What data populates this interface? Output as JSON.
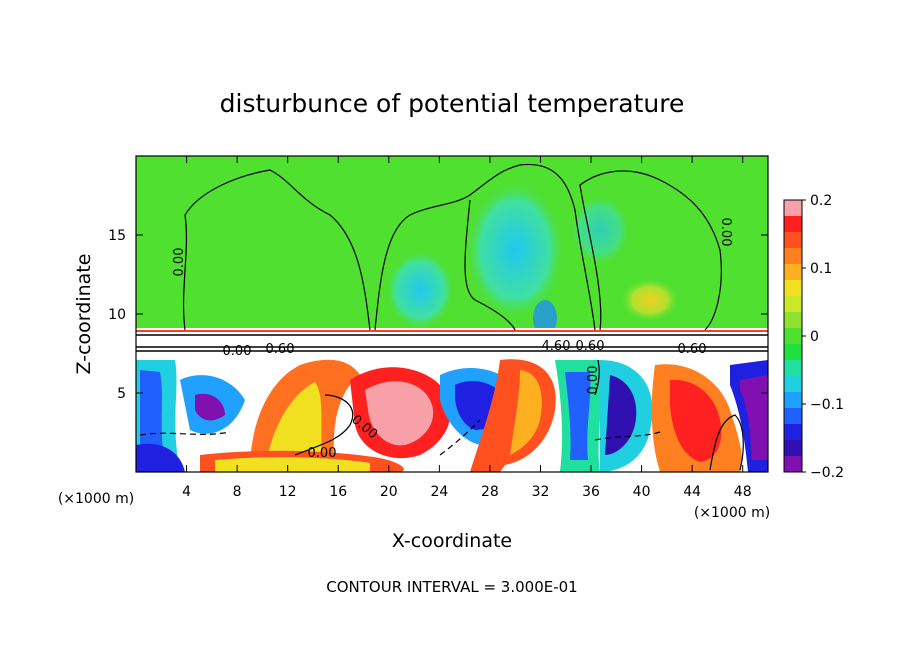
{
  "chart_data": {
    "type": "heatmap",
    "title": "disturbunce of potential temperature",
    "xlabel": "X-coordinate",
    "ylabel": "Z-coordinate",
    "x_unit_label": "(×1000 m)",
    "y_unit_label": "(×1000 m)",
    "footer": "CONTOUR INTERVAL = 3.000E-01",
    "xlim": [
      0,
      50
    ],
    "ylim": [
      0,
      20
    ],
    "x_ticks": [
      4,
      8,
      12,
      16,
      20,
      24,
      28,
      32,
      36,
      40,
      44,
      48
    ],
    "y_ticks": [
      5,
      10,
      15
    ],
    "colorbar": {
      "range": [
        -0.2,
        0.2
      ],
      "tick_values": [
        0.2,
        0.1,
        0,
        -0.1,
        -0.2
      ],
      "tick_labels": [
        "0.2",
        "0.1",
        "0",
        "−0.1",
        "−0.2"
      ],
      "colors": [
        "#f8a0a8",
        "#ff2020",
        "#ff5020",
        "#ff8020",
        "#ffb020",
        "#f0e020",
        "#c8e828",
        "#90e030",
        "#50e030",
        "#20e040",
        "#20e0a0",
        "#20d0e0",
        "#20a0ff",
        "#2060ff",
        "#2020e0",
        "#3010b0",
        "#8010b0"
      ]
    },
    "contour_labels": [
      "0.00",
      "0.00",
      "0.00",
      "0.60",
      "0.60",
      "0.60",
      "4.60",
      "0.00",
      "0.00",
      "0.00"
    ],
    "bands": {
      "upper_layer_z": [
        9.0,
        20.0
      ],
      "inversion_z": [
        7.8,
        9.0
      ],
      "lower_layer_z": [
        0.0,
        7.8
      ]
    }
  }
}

__________

* [Set task]: Report the number of lines in the entries above that include the string "coordinate". Give nothing but the number.

* [Correct answer]: 2